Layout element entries
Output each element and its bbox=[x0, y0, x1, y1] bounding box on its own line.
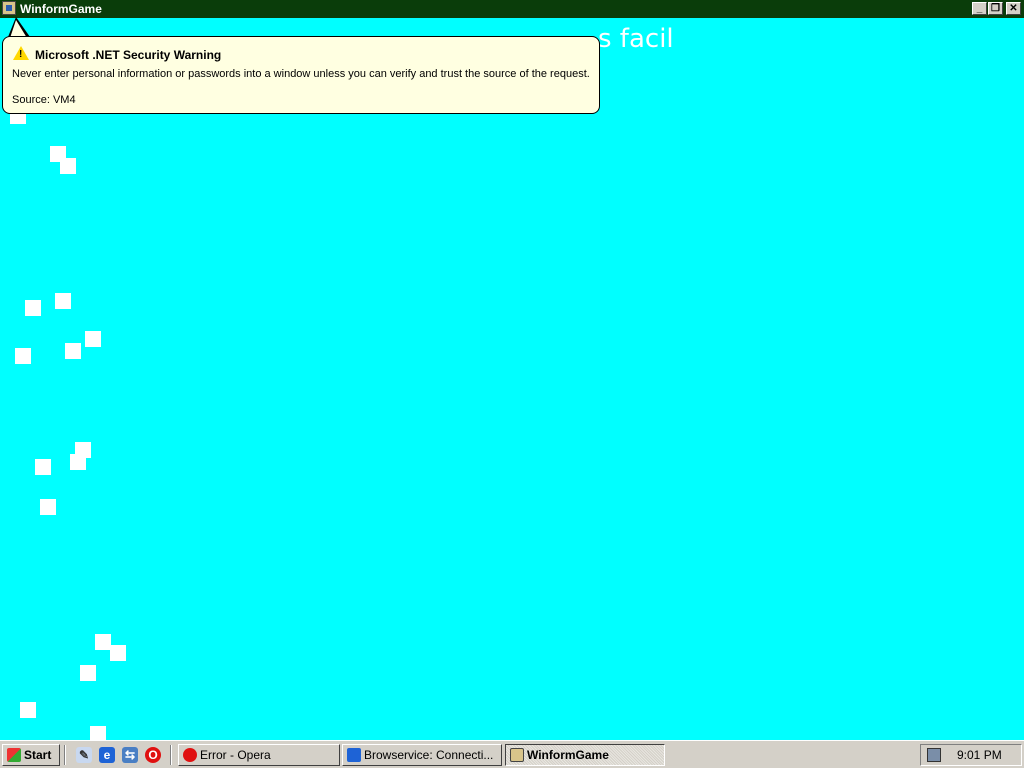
start-button[interactable]: Start bbox=[2, 744, 60, 766]
balloon-source: Source: VM4 bbox=[12, 94, 76, 106]
taskbar-separator bbox=[64, 745, 66, 765]
game-block bbox=[70, 454, 86, 470]
clock[interactable]: 9:01 PM bbox=[957, 748, 1002, 762]
game-canvas[interactable]: s facil bbox=[0, 18, 1024, 740]
game-block bbox=[55, 293, 71, 309]
minimize-button[interactable]: _ bbox=[972, 2, 987, 15]
game-block bbox=[40, 499, 56, 515]
window-titlebar[interactable]: WinformGame _ ❐ ✕ bbox=[0, 0, 1024, 18]
winform-app-icon bbox=[510, 748, 524, 762]
balloon-message: Never enter personal information or pass… bbox=[12, 68, 590, 80]
window-title: WinformGame bbox=[20, 2, 102, 16]
restore-button[interactable]: ❐ bbox=[988, 2, 1003, 15]
winform-app-icon[interactable] bbox=[2, 1, 16, 15]
start-label: Start bbox=[24, 748, 52, 762]
game-block bbox=[25, 300, 41, 316]
game-banner-text: s facil bbox=[598, 24, 674, 54]
taskbar-separator bbox=[170, 745, 172, 765]
show-desktop-icon[interactable]: ✎ bbox=[76, 747, 92, 763]
warning-icon: ! bbox=[13, 46, 29, 60]
windows-logo-icon bbox=[7, 748, 21, 762]
game-block bbox=[60, 158, 76, 174]
balloon-title: Microsoft .NET Security Warning bbox=[35, 48, 222, 62]
internet-explorer-icon bbox=[347, 748, 361, 762]
taskbar: Start ✎ e ⇆ O Error - Opera Browservice:… bbox=[0, 740, 1024, 768]
security-warning-balloon[interactable]: ! Microsoft .NET Security Warning Never … bbox=[2, 36, 600, 114]
opera-icon bbox=[183, 748, 197, 762]
game-block bbox=[85, 331, 101, 347]
game-block bbox=[20, 702, 36, 718]
game-block bbox=[110, 645, 126, 661]
opera-icon[interactable]: O bbox=[145, 747, 161, 763]
internet-explorer-icon[interactable]: e bbox=[99, 747, 115, 763]
game-block bbox=[90, 726, 106, 740]
task-label: Error - Opera bbox=[200, 748, 271, 762]
task-button-opera[interactable]: Error - Opera bbox=[178, 744, 340, 766]
game-block bbox=[95, 634, 111, 650]
close-button[interactable]: ✕ bbox=[1006, 2, 1021, 15]
task-button-browservice[interactable]: Browservice: Connecti... bbox=[342, 744, 502, 766]
game-block bbox=[35, 459, 51, 475]
game-block bbox=[15, 348, 31, 364]
task-label: WinformGame bbox=[527, 748, 609, 762]
task-button-winformgame[interactable]: WinformGame bbox=[505, 744, 665, 766]
game-block bbox=[80, 665, 96, 681]
network-icon[interactable]: ⇆ bbox=[122, 747, 138, 763]
game-block bbox=[65, 343, 81, 359]
task-label: Browservice: Connecti... bbox=[364, 748, 494, 762]
system-tray: 9:01 PM bbox=[920, 744, 1022, 766]
tray-app-icon[interactable] bbox=[927, 748, 941, 762]
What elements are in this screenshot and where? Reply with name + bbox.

DIRECTIONS: Arrange every line of the material as a numbered list, skipping any blank lines. Omit the pictures from your answer.

ANSWER IN FULL:
1. Output each element and its bbox=[x0, y0, x1, y1] bounding box on its own line.
2. start-button[interactable]: Start bbox=[2, 744, 60, 766]
3. balloon-source: Source: VM4 bbox=[12, 94, 76, 106]
4. taskbar-separator bbox=[64, 745, 66, 765]
5. game-block bbox=[70, 454, 86, 470]
6. clock[interactable]: 9:01 PM bbox=[957, 748, 1002, 762]
7. game-canvas[interactable]: s facil bbox=[0, 18, 1024, 740]
8. game-block bbox=[55, 293, 71, 309]
9. minimize-button[interactable]: _ bbox=[972, 2, 987, 15]
10. game-block bbox=[40, 499, 56, 515]
11. window-titlebar[interactable]: WinformGame _ ❐ ✕ bbox=[0, 0, 1024, 18]
12. winform-app-icon bbox=[510, 748, 524, 762]
13. balloon-message: Never enter personal information or pass… bbox=[12, 68, 590, 80]
14. window-title: WinformGame bbox=[20, 2, 102, 16]
15. restore-button[interactable]: ❐ bbox=[988, 2, 1003, 15]
16. winform-app-icon[interactable] bbox=[2, 1, 16, 15]
17. start-label: Start bbox=[24, 748, 52, 762]
18. game-block bbox=[25, 300, 41, 316]
19. game-banner-text: s facil bbox=[598, 24, 674, 54]
20. taskbar-separator bbox=[170, 745, 172, 765]
21. show-desktop-icon[interactable]: ✎ bbox=[76, 747, 92, 763]
22. warning-icon: ! bbox=[13, 46, 29, 60]
23. windows-logo-icon bbox=[7, 748, 21, 762]
24. game-block bbox=[60, 158, 76, 174]
25. balloon-title: Microsoft .NET Security Warning bbox=[35, 48, 222, 62]
26. internet-explorer-icon bbox=[347, 748, 361, 762]
27. taskbar: Start ✎ e ⇆ O Error - Opera Browservice:… bbox=[0, 740, 1024, 768]
28. security-warning-balloon[interactable]: ! Microsoft .NET Security Warning Never … bbox=[2, 36, 600, 114]
29. opera-icon bbox=[183, 748, 197, 762]
30. game-block bbox=[85, 331, 101, 347]
31. game-block bbox=[20, 702, 36, 718]
32. game-block bbox=[110, 645, 126, 661]
33. opera-icon[interactable]: O bbox=[145, 747, 161, 763]
34. internet-explorer-icon[interactable]: e bbox=[99, 747, 115, 763]
35. game-block bbox=[90, 726, 106, 740]
36. task-label: Error - Opera bbox=[200, 748, 271, 762]
37. task-button-opera[interactable]: Error - Opera bbox=[178, 744, 340, 766]
38. game-block bbox=[95, 634, 111, 650]
39. close-button[interactable]: ✕ bbox=[1006, 2, 1021, 15]
40. task-button-browservice[interactable]: Browservice: Connecti... bbox=[342, 744, 502, 766]
41. game-block bbox=[35, 459, 51, 475]
42. game-block bbox=[15, 348, 31, 364]
43. task-label: WinformGame bbox=[527, 748, 609, 762]
44. task-button-winformgame[interactable]: WinformGame bbox=[505, 744, 665, 766]
45. game-block bbox=[80, 665, 96, 681]
46. network-icon[interactable]: ⇆ bbox=[122, 747, 138, 763]
47. game-block bbox=[65, 343, 81, 359]
48. task-label: Browservice: Connecti... bbox=[364, 748, 494, 762]
49. system-tray: 9:01 PM bbox=[920, 744, 1022, 766]
50. tray-app-icon[interactable] bbox=[927, 748, 941, 762]
51. What elements are in this screenshot and where? Reply with name + bbox.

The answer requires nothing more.